---- Data extract

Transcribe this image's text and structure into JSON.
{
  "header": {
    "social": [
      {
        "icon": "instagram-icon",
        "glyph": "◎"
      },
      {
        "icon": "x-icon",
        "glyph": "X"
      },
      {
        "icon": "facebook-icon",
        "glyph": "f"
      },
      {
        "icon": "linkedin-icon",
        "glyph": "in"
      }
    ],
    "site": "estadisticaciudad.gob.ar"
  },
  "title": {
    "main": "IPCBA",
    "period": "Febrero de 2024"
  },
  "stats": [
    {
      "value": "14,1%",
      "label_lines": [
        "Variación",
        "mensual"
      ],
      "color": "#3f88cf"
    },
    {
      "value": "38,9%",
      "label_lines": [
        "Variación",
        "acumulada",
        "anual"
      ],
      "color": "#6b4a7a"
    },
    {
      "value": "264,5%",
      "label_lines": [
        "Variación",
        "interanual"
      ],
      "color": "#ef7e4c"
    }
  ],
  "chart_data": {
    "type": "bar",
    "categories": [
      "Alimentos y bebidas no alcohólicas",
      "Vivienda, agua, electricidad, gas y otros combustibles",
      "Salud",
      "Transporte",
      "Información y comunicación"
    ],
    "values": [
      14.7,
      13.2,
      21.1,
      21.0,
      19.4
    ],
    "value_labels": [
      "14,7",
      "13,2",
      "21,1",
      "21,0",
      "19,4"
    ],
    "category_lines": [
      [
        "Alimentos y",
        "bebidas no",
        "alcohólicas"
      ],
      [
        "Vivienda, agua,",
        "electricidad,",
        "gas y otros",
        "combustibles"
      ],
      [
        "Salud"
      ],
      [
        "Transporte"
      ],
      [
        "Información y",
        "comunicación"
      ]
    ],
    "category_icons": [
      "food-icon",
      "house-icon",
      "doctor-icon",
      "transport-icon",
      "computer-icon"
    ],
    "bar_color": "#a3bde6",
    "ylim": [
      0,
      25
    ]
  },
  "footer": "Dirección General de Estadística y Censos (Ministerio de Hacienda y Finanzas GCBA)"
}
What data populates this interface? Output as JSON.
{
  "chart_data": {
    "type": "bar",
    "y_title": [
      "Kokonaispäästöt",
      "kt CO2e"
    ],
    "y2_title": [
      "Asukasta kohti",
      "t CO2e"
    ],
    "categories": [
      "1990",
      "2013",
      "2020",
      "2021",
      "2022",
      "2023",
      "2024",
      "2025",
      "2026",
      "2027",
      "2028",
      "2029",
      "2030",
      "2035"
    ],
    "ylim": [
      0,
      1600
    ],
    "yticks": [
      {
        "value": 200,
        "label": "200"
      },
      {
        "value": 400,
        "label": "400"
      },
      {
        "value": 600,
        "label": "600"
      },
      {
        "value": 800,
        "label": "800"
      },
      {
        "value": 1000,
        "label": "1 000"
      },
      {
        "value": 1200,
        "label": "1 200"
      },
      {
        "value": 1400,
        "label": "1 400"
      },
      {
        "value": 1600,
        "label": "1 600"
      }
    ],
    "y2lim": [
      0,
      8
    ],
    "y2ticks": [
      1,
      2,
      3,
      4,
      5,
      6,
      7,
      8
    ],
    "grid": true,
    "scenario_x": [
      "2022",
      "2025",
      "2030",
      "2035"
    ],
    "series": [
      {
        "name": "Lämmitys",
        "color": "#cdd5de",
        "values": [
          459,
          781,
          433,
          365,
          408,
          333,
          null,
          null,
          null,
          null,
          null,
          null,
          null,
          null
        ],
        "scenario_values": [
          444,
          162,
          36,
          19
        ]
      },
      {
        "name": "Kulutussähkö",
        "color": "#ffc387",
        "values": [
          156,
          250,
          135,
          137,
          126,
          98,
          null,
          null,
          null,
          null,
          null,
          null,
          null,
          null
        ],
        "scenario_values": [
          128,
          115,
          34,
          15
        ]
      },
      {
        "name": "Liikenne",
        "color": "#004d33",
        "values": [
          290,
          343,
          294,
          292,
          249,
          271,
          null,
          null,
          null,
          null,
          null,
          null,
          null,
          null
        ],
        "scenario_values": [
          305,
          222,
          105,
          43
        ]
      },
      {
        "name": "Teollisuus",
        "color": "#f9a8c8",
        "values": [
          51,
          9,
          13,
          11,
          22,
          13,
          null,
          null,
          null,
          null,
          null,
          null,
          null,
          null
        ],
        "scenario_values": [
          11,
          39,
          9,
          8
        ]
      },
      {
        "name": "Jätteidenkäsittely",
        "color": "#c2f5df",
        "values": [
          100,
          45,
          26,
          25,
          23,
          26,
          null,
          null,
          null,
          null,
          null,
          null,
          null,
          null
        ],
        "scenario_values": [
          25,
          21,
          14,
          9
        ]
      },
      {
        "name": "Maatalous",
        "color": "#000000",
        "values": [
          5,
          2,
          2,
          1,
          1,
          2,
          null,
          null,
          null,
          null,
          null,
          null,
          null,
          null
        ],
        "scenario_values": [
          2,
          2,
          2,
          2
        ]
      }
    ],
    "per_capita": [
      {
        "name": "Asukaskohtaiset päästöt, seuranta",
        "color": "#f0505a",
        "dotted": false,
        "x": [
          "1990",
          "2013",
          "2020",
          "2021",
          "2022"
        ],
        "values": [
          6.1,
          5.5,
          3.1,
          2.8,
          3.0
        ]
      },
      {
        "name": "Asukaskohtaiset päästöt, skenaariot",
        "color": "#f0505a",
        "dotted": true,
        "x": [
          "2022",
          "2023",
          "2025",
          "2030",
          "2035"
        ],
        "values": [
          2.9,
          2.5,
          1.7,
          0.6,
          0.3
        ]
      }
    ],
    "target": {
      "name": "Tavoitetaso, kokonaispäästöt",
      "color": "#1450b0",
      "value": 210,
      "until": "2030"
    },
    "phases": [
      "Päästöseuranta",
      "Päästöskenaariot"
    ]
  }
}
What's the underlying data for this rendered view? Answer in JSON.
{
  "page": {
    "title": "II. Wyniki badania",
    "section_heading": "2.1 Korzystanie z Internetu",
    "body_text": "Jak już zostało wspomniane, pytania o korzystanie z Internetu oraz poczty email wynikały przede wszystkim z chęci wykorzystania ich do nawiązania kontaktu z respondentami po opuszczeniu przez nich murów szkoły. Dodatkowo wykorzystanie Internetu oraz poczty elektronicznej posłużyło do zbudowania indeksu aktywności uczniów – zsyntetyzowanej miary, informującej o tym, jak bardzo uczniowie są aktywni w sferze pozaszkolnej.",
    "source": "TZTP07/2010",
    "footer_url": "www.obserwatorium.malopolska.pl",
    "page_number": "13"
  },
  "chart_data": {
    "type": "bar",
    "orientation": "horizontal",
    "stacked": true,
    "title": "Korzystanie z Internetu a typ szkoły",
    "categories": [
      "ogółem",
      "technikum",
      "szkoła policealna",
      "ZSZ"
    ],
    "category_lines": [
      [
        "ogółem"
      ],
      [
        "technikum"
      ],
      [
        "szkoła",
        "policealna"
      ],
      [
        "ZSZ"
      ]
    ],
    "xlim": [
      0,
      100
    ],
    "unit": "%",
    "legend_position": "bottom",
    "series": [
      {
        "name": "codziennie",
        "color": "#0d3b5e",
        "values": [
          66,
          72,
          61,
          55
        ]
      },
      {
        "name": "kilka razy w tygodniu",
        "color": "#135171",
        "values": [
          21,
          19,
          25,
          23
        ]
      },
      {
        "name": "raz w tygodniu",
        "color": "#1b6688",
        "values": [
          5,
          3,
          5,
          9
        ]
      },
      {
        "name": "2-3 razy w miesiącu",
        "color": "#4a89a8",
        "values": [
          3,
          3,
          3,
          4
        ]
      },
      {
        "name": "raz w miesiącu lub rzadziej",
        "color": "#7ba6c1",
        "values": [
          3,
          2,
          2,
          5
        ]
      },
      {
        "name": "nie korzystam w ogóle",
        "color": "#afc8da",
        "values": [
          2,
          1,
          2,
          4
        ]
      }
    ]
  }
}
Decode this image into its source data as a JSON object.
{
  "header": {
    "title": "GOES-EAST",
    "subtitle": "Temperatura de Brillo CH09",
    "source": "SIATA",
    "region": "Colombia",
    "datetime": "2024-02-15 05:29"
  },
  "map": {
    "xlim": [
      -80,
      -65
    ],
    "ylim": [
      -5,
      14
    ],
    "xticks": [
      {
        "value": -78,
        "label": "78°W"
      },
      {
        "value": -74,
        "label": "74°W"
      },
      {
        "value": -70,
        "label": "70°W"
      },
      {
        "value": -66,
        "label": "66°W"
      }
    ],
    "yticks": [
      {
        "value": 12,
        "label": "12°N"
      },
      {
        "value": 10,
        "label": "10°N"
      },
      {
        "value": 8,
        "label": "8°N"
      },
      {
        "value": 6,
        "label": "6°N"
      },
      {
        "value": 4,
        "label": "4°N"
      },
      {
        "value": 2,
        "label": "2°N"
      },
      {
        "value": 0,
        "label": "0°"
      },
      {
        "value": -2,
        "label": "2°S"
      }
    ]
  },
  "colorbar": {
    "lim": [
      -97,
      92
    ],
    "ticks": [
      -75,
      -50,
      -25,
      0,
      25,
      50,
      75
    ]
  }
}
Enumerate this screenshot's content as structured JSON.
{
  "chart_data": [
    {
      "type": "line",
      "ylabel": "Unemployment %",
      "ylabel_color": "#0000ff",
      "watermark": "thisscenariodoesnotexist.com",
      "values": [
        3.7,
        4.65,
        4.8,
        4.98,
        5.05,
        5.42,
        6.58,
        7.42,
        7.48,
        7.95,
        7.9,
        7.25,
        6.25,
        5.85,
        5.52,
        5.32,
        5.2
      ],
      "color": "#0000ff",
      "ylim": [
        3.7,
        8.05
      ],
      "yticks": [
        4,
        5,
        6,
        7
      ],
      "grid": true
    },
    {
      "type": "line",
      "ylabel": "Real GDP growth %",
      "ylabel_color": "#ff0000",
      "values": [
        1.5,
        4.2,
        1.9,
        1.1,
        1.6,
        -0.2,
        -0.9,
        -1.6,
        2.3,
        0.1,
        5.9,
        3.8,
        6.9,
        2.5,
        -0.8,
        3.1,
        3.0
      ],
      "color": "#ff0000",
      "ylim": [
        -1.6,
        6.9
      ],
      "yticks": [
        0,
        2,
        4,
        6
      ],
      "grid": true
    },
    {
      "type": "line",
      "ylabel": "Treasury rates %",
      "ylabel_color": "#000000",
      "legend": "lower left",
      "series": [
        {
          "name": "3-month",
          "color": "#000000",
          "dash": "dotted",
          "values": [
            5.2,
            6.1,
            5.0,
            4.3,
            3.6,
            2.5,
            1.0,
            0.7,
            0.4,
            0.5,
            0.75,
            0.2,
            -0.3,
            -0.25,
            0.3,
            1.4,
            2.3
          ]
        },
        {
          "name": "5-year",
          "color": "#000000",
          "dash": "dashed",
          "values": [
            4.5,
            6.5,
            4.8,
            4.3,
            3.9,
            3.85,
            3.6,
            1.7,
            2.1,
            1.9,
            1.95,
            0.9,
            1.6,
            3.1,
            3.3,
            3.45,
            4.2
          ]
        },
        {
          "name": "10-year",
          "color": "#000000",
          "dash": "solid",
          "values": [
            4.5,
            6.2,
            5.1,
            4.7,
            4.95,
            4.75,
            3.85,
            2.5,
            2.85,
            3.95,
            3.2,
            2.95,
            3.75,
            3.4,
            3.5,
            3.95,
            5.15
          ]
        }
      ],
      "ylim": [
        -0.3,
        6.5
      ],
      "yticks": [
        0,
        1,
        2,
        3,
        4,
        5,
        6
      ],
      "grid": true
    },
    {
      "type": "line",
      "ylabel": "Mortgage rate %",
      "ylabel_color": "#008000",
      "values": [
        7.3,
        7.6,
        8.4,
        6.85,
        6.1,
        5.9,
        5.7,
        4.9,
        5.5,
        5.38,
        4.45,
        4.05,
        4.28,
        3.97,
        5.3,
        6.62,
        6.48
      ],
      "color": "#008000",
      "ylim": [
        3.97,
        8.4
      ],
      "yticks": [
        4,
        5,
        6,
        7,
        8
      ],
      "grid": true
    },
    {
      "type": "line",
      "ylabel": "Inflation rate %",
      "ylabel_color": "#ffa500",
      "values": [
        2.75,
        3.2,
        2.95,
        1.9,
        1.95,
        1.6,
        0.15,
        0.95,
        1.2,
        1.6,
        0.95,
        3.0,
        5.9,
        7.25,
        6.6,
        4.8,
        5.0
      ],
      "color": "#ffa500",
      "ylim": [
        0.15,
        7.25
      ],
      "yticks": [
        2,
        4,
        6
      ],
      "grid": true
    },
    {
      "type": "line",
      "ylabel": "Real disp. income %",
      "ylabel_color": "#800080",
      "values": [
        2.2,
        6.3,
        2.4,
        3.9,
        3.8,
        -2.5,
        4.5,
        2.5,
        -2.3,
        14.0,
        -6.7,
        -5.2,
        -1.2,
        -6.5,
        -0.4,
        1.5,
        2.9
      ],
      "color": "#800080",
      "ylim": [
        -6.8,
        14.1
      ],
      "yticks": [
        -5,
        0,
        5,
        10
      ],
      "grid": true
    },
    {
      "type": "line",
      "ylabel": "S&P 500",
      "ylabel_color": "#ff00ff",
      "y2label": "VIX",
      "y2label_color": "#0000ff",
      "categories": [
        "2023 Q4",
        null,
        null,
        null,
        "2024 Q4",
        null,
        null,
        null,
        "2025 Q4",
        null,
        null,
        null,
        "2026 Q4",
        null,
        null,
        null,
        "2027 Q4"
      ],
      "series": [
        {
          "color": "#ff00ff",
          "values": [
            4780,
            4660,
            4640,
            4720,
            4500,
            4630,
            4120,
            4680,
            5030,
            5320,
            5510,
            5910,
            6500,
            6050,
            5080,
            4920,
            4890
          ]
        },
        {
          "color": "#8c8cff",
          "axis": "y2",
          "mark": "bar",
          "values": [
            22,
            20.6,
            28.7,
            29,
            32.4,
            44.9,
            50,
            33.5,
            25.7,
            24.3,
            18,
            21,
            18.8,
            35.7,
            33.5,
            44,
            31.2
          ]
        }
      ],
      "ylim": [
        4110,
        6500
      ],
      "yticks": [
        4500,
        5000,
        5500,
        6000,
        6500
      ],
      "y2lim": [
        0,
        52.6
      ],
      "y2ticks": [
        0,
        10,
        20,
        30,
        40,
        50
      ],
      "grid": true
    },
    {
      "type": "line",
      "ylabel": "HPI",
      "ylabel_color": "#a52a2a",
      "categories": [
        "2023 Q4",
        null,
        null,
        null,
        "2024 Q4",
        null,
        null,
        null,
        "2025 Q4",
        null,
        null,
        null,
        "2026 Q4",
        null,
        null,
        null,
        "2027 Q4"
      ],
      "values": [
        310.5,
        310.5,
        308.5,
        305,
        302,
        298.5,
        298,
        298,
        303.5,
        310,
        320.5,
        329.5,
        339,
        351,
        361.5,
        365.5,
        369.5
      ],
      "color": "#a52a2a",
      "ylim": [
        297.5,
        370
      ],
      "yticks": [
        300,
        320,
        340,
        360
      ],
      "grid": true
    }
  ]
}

--------

Problem description → Count the lines above that contain the word "image", and reply with only that number.

Solution for this problem → 2